→ **WRITTEN EXERCISE**
Leaving out the pictures, transcribe all of the records faithfully.
*-*-*
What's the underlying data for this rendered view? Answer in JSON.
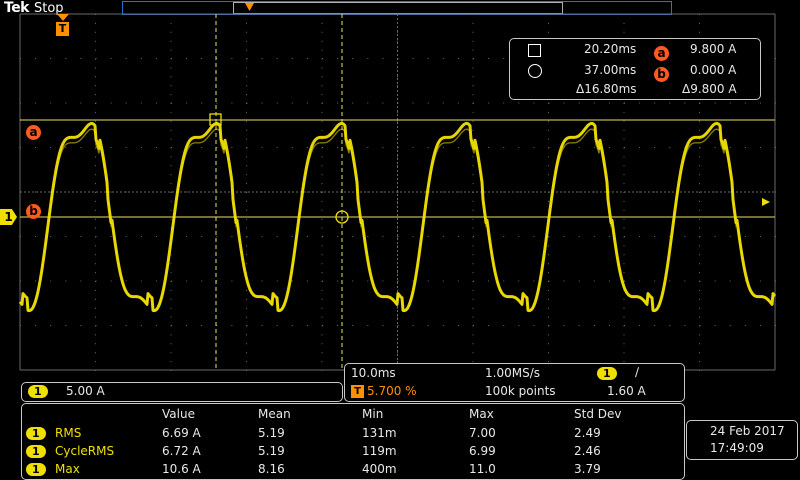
{
  "header": {
    "brand": "Tek",
    "status": "Stop"
  },
  "trigger": {
    "marker": "T"
  },
  "cursors": {
    "a": {
      "time": "20.20ms",
      "value": "9.800 A",
      "label": "a"
    },
    "b": {
      "time": "37.00ms",
      "value": "0.000 A",
      "label": "b"
    },
    "delta_time": "Δ16.80ms",
    "delta_value": "Δ9.800 A"
  },
  "channel": {
    "number": "1",
    "scale": "5.00 A"
  },
  "horizontal": {
    "timebase": "10.0ms",
    "sample_rate": "1.00MS/s",
    "trigger_position": "5.700 %",
    "record_length": "100k points",
    "trigger_channel": "1",
    "trigger_slope": "∕",
    "trigger_level": "1.60 A"
  },
  "measurements": {
    "headers": [
      "Value",
      "Mean",
      "Min",
      "Max",
      "Std Dev"
    ],
    "rows": [
      {
        "ch": "1",
        "name": "RMS",
        "value": "6.69 A",
        "mean": "5.19",
        "min": "131m",
        "max": "7.00",
        "std": "2.49"
      },
      {
        "ch": "1",
        "name": "CycleRMS",
        "value": "6.72 A",
        "mean": "5.19",
        "min": "119m",
        "max": "6.99",
        "std": "2.46"
      },
      {
        "ch": "1",
        "name": "Max",
        "value": "10.6 A",
        "mean": "8.16",
        "min": "400m",
        "max": "11.0",
        "std": "3.79"
      }
    ]
  },
  "datetime": {
    "date": "24 Feb 2017",
    "time": "17:49:09"
  },
  "colors": {
    "trace": "#f0e000",
    "cursor": "#ff5a1f",
    "graticule": "#6a6a6a"
  }
}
*-*-*
→ **OUTPUT FOR THIS EXERCISE**
What's the underlying data for this rendered view? Answer in JSON.
{
  "header": {
    "brand": "Tek",
    "status": "Stop"
  },
  "trigger": {
    "marker": "T"
  },
  "cursors": {
    "a": {
      "time": "20.20ms",
      "value": "9.800 A",
      "label": "a"
    },
    "b": {
      "time": "37.00ms",
      "value": "0.000 A",
      "label": "b"
    },
    "delta_time": "Δ16.80ms",
    "delta_value": "Δ9.800 A"
  },
  "channel": {
    "number": "1",
    "scale": "5.00 A"
  },
  "horizontal": {
    "timebase": "10.0ms",
    "sample_rate": "1.00MS/s",
    "trigger_position": "5.700 %",
    "record_length": "100k points",
    "trigger_channel": "1",
    "trigger_slope": "∕",
    "trigger_level": "1.60 A"
  },
  "measurements": {
    "headers": [
      "Value",
      "Mean",
      "Min",
      "Max",
      "Std Dev"
    ],
    "rows": [
      {
        "ch": "1",
        "name": "RMS",
        "value": "6.69 A",
        "mean": "5.19",
        "min": "131m",
        "max": "7.00",
        "std": "2.49"
      },
      {
        "ch": "1",
        "name": "CycleRMS",
        "value": "6.72 A",
        "mean": "5.19",
        "min": "119m",
        "max": "6.99",
        "std": "2.46"
      },
      {
        "ch": "1",
        "name": "Max",
        "value": "10.6 A",
        "mean": "8.16",
        "min": "400m",
        "max": "11.0",
        "std": "3.79"
      }
    ]
  },
  "datetime": {
    "date": "24 Feb 2017",
    "time": "17:49:09"
  },
  "colors": {
    "trace": "#f0e000",
    "cursor": "#ff5a1f",
    "graticule": "#6a6a6a"
  }
}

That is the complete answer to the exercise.